Set down each entry from the block beneath, exactly as written.

(Dataset rows of page text)
*** Begin section ***

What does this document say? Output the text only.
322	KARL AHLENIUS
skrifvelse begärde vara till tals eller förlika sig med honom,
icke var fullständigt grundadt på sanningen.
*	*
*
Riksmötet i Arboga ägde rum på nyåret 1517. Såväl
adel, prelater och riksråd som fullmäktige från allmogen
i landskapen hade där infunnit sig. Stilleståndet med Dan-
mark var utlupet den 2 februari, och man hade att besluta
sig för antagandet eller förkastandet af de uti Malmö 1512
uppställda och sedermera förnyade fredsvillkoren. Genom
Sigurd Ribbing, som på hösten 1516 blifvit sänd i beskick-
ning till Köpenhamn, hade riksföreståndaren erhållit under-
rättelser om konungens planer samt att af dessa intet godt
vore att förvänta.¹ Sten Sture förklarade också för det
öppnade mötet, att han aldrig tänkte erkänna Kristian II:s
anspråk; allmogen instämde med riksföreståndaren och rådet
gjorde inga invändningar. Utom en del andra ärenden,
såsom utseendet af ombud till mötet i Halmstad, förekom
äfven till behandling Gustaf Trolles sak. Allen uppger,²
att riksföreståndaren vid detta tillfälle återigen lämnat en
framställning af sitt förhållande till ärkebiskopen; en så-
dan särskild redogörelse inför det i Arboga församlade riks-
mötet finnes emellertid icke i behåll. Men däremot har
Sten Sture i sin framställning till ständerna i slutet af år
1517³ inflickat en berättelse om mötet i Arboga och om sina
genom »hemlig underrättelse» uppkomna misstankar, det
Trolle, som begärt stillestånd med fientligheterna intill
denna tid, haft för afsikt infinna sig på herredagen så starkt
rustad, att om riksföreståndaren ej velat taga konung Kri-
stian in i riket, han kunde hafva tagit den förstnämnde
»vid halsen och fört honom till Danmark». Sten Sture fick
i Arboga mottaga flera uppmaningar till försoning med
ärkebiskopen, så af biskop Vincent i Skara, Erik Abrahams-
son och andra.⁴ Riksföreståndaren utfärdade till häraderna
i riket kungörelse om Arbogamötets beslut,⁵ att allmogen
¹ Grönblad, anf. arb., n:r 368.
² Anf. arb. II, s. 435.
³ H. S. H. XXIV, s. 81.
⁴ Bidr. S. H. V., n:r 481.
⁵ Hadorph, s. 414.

*** End section ***

• **FINISHED EXERCISE**:
What does this document say? Output the text only.
322	KARL AHLENIUS
skrifvelse begärde vara till tals eller förlika sig med honom,
icke var fullständigt grundadt på sanningen.
*	*
*
Riksmötet i Arboga ägde rum på nyåret 1517. Såväl
adel, prelater och riksråd som fullmäktige från allmogen
i landskapen hade där infunnit sig. Stilleståndet med Dan-
mark var utlupet den 2 februari, och man hade att besluta
sig för antagandet eller förkastandet af de uti Malmö 1512
uppställda och sedermera förnyade fredsvillkoren. Genom
Sigurd Ribbing, som på hösten 1516 blifvit sänd i beskick-
ning till Köpenhamn, hade riksföreståndaren erhållit under-
rättelser om konungens planer samt att af dessa intet godt
vore att förvänta.¹ Sten Sture förklarade också för det
öppnade mötet, att han aldrig tänkte erkänna Kristian II:s
anspråk; allmogen instämde med riksföreståndaren och rådet
gjorde inga invändningar. Utom en del andra ärenden,
såsom utseendet af ombud till mötet i Halmstad, förekom
äfven till behandling Gustaf Trolles sak. Allen uppger,²
att riksföreståndaren vid detta tillfälle återigen lämnat en
framställning af sitt förhållande till ärkebiskopen; en så-
dan särskild redogörelse inför det i Arboga församlade riks-
mötet finnes emellertid icke i behåll. Men däremot har
Sten Sture i sin framställning till ständerna i slutet af år
1517³ inflickat en berättelse om mötet i Arboga och om sina
genom »hemlig underrättelse» uppkomna misstankar, det
Trolle, som begärt stillestånd med fientligheterna intill
denna tid, haft för afsikt infinna sig på herredagen så starkt
rustad, att om riksföreståndaren ej velat taga konung Kri-
stian in i riket, han kunde hafva tagit den förstnämnde
»vid halsen och fört honom till Danmark». Sten Sture fick
i Arboga mottaga flera uppmaningar till försoning med
ärkebiskopen, så af biskop Vincent i Skara, Erik Abrahams-
son och andra.⁴ Riksföreståndaren utfärdade till häraderna
i riket kungörelse om Arbogamötets beslut,⁵ att allmogen
¹ Grönblad, anf. arb., n:r 368.
² Anf. arb. II, s. 435.
³ H. S. H. XXIV, s. 81.
⁴ Bidr. S. H. V., n:r 481.
⁵ Hadorph, s. 414.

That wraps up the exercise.